__To do__:
Type out every line below exactly as it reads.

__Task data__:
--------
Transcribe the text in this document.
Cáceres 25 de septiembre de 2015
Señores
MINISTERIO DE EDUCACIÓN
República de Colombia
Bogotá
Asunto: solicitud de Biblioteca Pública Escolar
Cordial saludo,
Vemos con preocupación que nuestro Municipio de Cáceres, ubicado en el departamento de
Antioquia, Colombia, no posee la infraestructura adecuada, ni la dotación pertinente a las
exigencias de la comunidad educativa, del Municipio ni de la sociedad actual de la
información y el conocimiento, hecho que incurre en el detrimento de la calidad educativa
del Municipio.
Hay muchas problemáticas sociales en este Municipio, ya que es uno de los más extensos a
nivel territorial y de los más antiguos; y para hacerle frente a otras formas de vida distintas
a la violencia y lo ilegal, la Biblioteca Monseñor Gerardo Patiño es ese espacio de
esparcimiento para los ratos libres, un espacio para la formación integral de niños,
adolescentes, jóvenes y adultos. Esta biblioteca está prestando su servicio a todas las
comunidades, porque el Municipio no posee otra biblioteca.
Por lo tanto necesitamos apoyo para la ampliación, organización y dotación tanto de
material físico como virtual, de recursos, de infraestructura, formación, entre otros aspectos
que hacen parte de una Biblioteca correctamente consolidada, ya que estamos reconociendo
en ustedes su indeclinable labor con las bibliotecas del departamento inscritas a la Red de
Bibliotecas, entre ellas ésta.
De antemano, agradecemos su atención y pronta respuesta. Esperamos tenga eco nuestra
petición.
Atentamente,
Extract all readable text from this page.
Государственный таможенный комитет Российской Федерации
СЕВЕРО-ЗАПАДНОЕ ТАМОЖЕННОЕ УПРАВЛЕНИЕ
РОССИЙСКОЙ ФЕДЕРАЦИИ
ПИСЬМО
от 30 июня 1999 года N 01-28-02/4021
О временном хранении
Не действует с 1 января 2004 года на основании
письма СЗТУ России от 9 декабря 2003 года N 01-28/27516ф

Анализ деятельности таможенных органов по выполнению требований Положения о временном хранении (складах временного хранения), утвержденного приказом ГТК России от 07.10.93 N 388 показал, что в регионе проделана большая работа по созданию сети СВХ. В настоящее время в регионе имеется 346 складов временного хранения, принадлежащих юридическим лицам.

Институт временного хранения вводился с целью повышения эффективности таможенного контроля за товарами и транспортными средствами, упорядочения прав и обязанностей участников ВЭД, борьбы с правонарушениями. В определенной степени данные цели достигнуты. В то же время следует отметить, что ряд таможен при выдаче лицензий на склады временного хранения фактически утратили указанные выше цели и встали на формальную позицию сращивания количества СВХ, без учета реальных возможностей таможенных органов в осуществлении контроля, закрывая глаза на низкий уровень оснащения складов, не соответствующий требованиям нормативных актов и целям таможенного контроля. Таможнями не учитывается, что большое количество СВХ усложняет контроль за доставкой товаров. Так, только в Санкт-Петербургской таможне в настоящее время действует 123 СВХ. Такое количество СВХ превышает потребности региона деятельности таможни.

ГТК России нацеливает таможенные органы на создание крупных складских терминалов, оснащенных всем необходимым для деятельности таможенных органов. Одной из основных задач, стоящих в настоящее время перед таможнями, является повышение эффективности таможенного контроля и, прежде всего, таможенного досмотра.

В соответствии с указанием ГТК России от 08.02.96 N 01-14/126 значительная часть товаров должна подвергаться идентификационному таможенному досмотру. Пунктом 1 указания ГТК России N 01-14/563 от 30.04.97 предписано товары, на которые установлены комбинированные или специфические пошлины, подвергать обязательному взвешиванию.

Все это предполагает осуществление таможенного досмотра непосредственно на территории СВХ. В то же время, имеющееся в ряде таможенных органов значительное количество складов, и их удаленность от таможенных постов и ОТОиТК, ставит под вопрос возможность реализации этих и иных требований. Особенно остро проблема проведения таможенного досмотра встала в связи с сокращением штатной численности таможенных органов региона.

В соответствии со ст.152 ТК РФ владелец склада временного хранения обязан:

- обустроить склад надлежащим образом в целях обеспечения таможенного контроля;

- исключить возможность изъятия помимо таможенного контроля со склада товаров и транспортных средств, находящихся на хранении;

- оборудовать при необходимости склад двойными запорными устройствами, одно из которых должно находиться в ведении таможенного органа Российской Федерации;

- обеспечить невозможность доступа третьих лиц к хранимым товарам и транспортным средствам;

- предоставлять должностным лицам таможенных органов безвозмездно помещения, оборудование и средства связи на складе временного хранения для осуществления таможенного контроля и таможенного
--------
__The solution__:
Transcribe the text in this document.
Cáceres 25 de septiembre de 2015
Señores
MINISTERIO DE EDUCACIÓN
República de Colombia
Bogotá
Asunto: solicitud de Biblioteca Pública Escolar
Cordial saludo,
Vemos con preocupación que nuestro Municipio de Cáceres, ubicado en el departamento de
Antioquia, Colombia, no posee la infraestructura adecuada, ni la dotación pertinente a las
exigencias de la comunidad educativa, del Municipio ni de la sociedad actual de la
información y el conocimiento, hecho que incurre en el detrimento de la calidad educativa
del Municipio.
Hay muchas problemáticas sociales en este Municipio, ya que es uno de los más extensos a
nivel territorial y de los más antiguos; y para hacerle frente a otras formas de vida distintas
a la violencia y lo ilegal, la Biblioteca Monseñor Gerardo Patiño es ese espacio de
esparcimiento para los ratos libres, un espacio para la formación integral de niños,
adolescentes, jóvenes y adultos. Esta biblioteca está prestando su servicio a todas las
comunidades, porque el Municipio no posee otra biblioteca.
Por lo tanto necesitamos apoyo para la ampliación, organización y dotación tanto de
material físico como virtual, de recursos, de infraestructura, formación, entre otros aspectos
que hacen parte de una Biblioteca correctamente consolidada, ya que estamos reconociendo
en ustedes su indeclinable labor con las bibliotecas del departamento inscritas a la Red de
Bibliotecas, entre ellas ésta.
De antemano, agradecemos su atención y pronta respuesta. Esperamos tenga eco nuestra
petición.
Atentamente,
Extract all readable text from this page.
Государственный таможенный комитет Российской Федерации
СЕВЕРО-ЗАПАДНОЕ ТАМОЖЕННОЕ УПРАВЛЕНИЕ
РОССИЙСКОЙ ФЕДЕРАЦИИ
ПИСЬМО
от 30 июня 1999 года N 01-28-02/4021
О временном хранении
Не действует с 1 января 2004 года на основании
письма СЗТУ России от 9 декабря 2003 года N 01-28/27516ф

Анализ деятельности таможенных органов по выполнению требований Положения о временном хранении (складах временного хранения), утвержденного приказом ГТК России от 07.10.93 N 388 показал, что в регионе проделана большая работа по созданию сети СВХ. В настоящее время в регионе имеется 346 складов временного хранения, принадлежащих юридическим лицам.

Институт временного хранения вводился с целью повышения эффективности таможенного контроля за товарами и транспортными средствами, упорядочения прав и обязанностей участников ВЭД, борьбы с правонарушениями. В определенной степени данные цели достигнуты. В то же время следует отметить, что ряд таможен при выдаче лицензий на склады временного хранения фактически утратили указанные выше цели и встали на формальную позицию сращивания количества СВХ, без учета реальных возможностей таможенных органов в осуществлении контроля, закрывая глаза на низкий уровень оснащения складов, не соответствующий требованиям нормативных актов и целям таможенного контроля. Таможнями не учитывается, что большое количество СВХ усложняет контроль за доставкой товаров. Так, только в Санкт-Петербургской таможне в настоящее время действует 123 СВХ. Такое количество СВХ превышает потребности региона деятельности таможни.

ГТК России нацеливает таможенные органы на создание крупных складских терминалов, оснащенных всем необходимым для деятельности таможенных органов. Одной из основных задач, стоящих в настоящее время перед таможнями, является повышение эффективности таможенного контроля и, прежде всего, таможенного досмотра.

В соответствии с указанием ГТК России от 08.02.96 N 01-14/126 значительная часть товаров должна подвергаться идентификационному таможенному досмотру. Пунктом 1 указания ГТК России N 01-14/563 от 30.04.97 предписано товары, на которые установлены комбинированные или специфические пошлины, подвергать обязательному взвешиванию.

Все это предполагает осуществление таможенного досмотра непосредственно на территории СВХ. В то же время, имеющееся в ряде таможенных органов значительное количество складов, и их удаленность от таможенных постов и ОТОиТК, ставит под вопрос возможность реализации этих и иных требований. Особенно остро проблема проведения таможенного досмотра встала в связи с сокращением штатной численности таможенных органов региона.

В соответствии со ст.152 ТК РФ владелец склада временного хранения обязан:

- обустроить склад надлежащим образом в целях обеспечения таможенного контроля;

- исключить возможность изъятия помимо таможенного контроля со склада товаров и транспортных средств, находящихся на хранении;

- оборудовать при необходимости склад двойными запорными устройствами, одно из которых должно находиться в ведении таможенного органа Российской Федерации;

- обеспечить невозможность доступа третьих лиц к хранимым товарам и транспортным средствам;

- предоставлять должностным лицам таможенных органов безвозмездно помещения, оборудование и средства связи на складе временного хранения для осуществления таможенного контроля и таможенного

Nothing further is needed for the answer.